> _GIVEN TASK_
Read the lines below. Copy out any that hold the string "Until".

> _MATERIAL TO PROCESS_
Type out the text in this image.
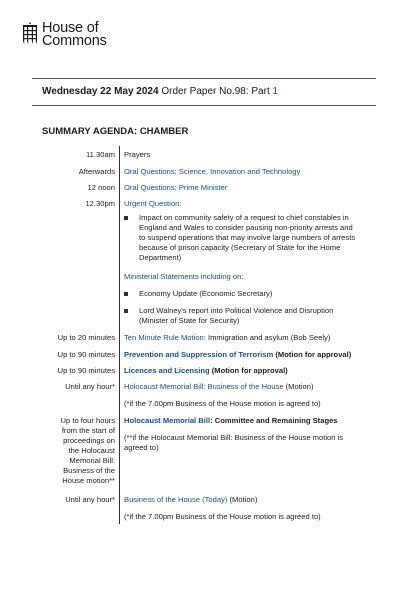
House of
Commons
Wednesday 22 May 2024 Order Paper No.98: Part 1
SUMMARY AGENDA: CHAMBER
11.30am Prayers
Afterwards Oral Questions: Science, Innovation and Technology
12 noon Oral Questions: Prime Minister
12.30pm Urgent Question:
Impact on community safety of a request to chief constables in England and Wales to consider pausing non-priority arrests and to suspend operations that may involve large numbers of arrests because of prison capacity (Secretary of State for the Home Department)
Ministerial Statements including on:
Economy Update (Economic Secretary)
Lord Walney's report into Political Violence and Disruption (Minister of State for Security)
Up to 20 minutes Ten Minute Rule Motion: Immigration and asylum (Bob Seely)
Up to 90 minutes Prevention and Suppression of Terrorism (Motion for approval)
Up to 90 minutes Licences and Licensing (Motion for approval)
Until any hour* Holocaust Memorial Bill: Business of the House (Motion)
(*if the 7.00pm Business of the House motion is agreed to)
Up to four hours
from the start of
proceedings on
the Holocaust
Memorial Bill:
Business of the
House motion**
Holocaust Memorial Bill: Committee and Remaining Stages
(**if the Holocaust Memorial Bill: Business of the House motion is agreed to)
Until any hour* Business of the House (Today) (Motion)
(*if the 7.00pm Business of the House motion is agreed to)
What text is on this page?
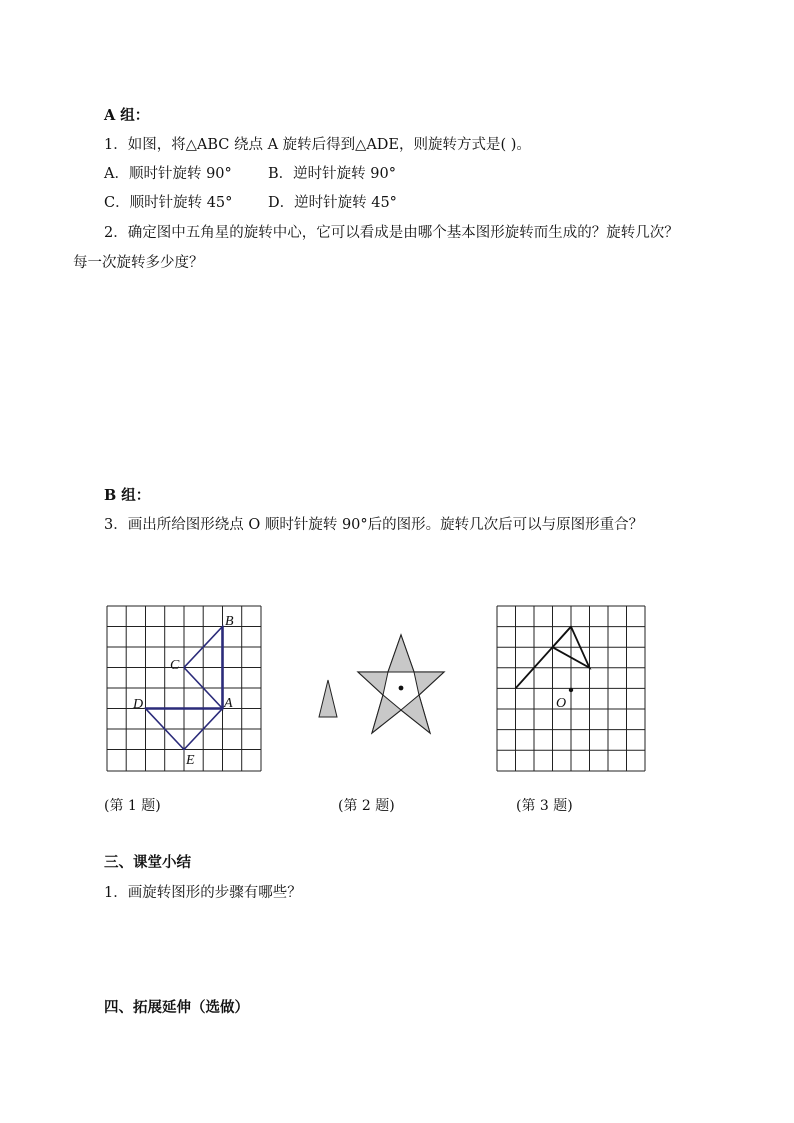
A 组：
1．如图，将△ABC 绕点 A 旋转后得到△ADE，则旋转方式是( )。
A．顺时针旋转 90° B．逆时针旋转 90°
C．顺时针旋转 45° D．逆时针旋转 45°
2．确定图中五角星的旋转中心，它可以看成是由哪个基本图形旋转而生成的？旋转几次？
每一次旋转多少度？
B 组：
3．画出所给图形绕点 O 顺时针旋转 90°后的图形。旋转几次后可以与原图形重合？
B
C
D	A
E
O
(第 1 题)	(第 2 题)	(第 3 题)
三、课堂小结
1．画旋转图形的步骤有哪些？
四、拓展延伸（选做）
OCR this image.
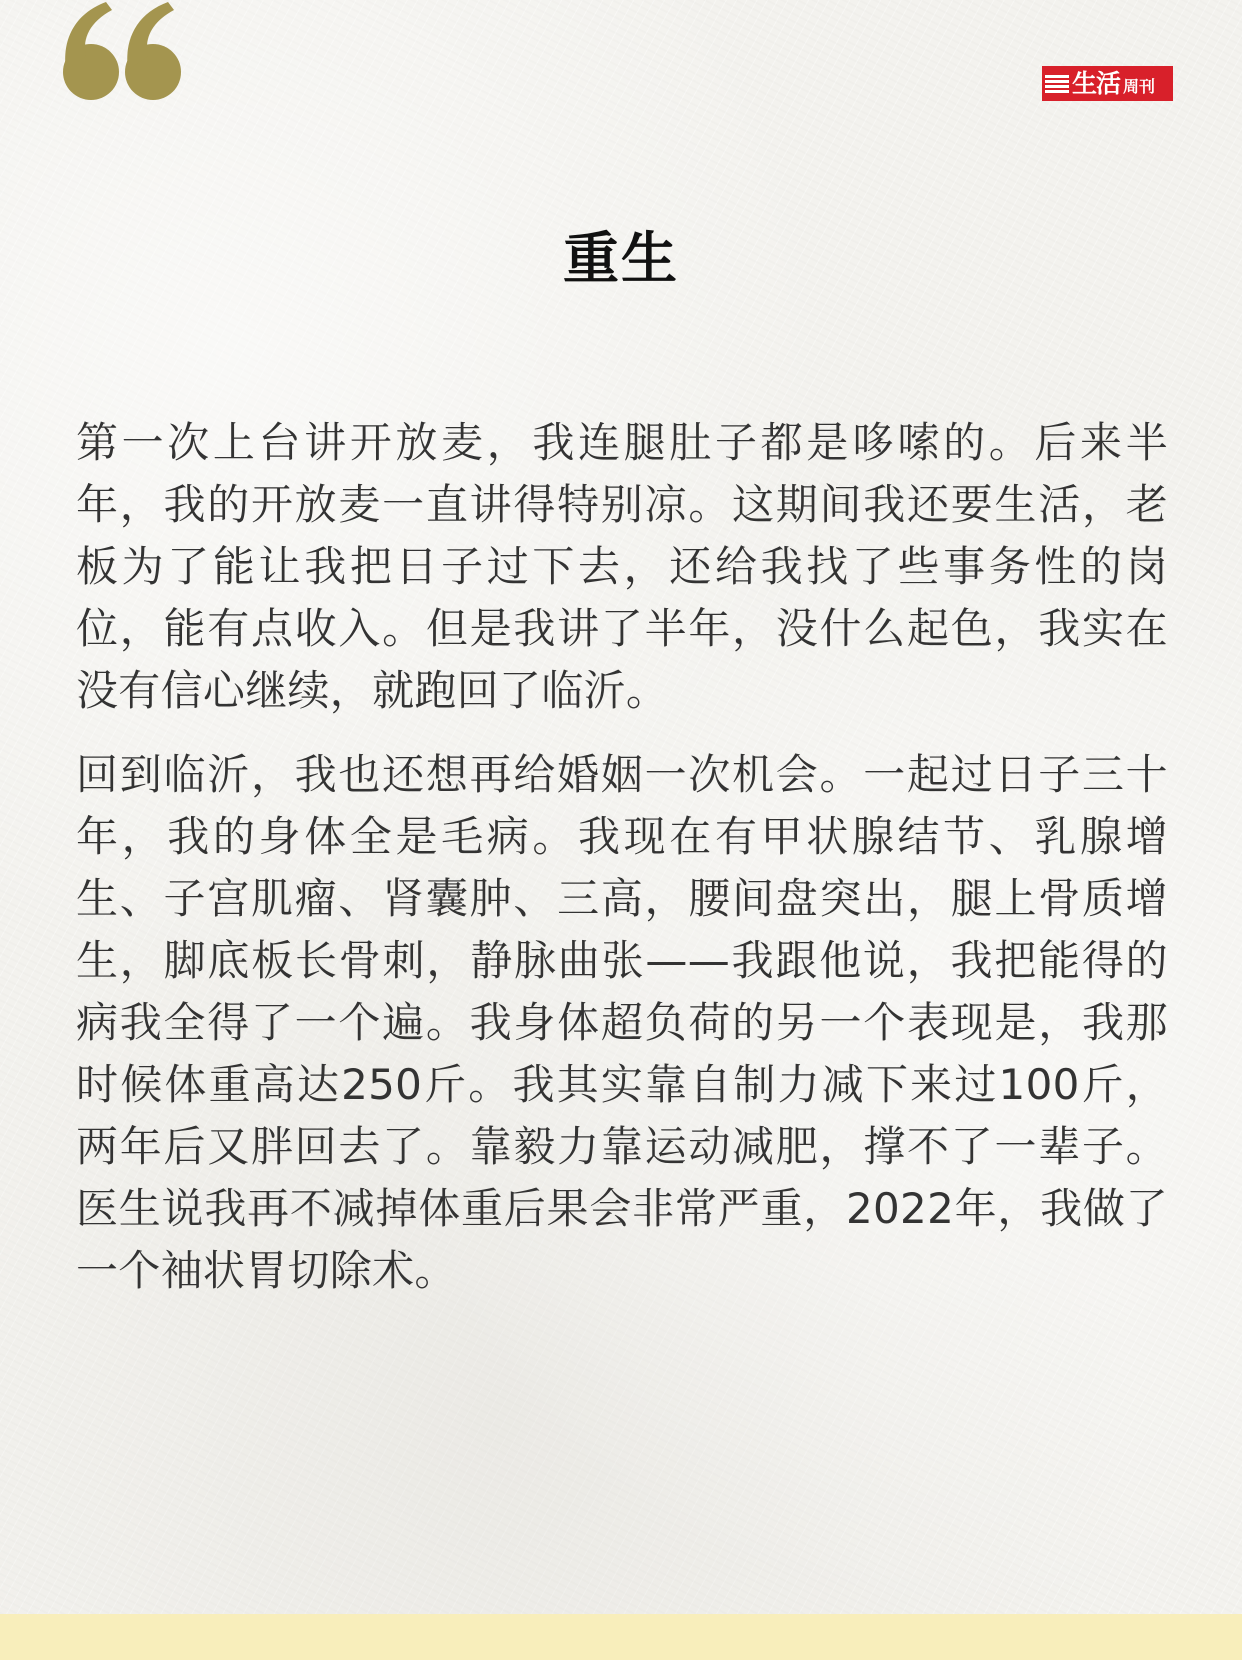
生活 周刊
重生

第一次上台讲开放麦，我连腿肚子都是哆嗦的。后来半年，我的开放麦一直讲得特别凉。这期间我还要生活，老板为了能让我把日子过下去，还给我找了些事务性的岗位，能有点收入。但是我讲了半年，没什么起色，我实在没有信心继续，就跑回了临沂。

回到临沂，我也还想再给婚姻一次机会。一起过日子三十年，我的身体全是毛病。我现在有甲状腺结节、乳腺增生、子宫肌瘤、肾囊肿、三高，腰间盘突出，腿上骨质增生，脚底板长骨刺，静脉曲张——我跟他说，我把能得的病我全得了一个遍。我身体超负荷的另一个表现是，我那时候体重高达250斤。我其实靠自制力减下来过100斤，两年后又胖回去了。靠毅力靠运动减肥，撑不了一辈子。医生说我再不减掉体重后果会非常严重，2022年，我做了一个袖状胃切除术。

> _THE ANSWER_
Until any hour* Holocaust Memorial Bill: Business of the House (Motion)
Until any hour* Business of the House (Today) (Motion)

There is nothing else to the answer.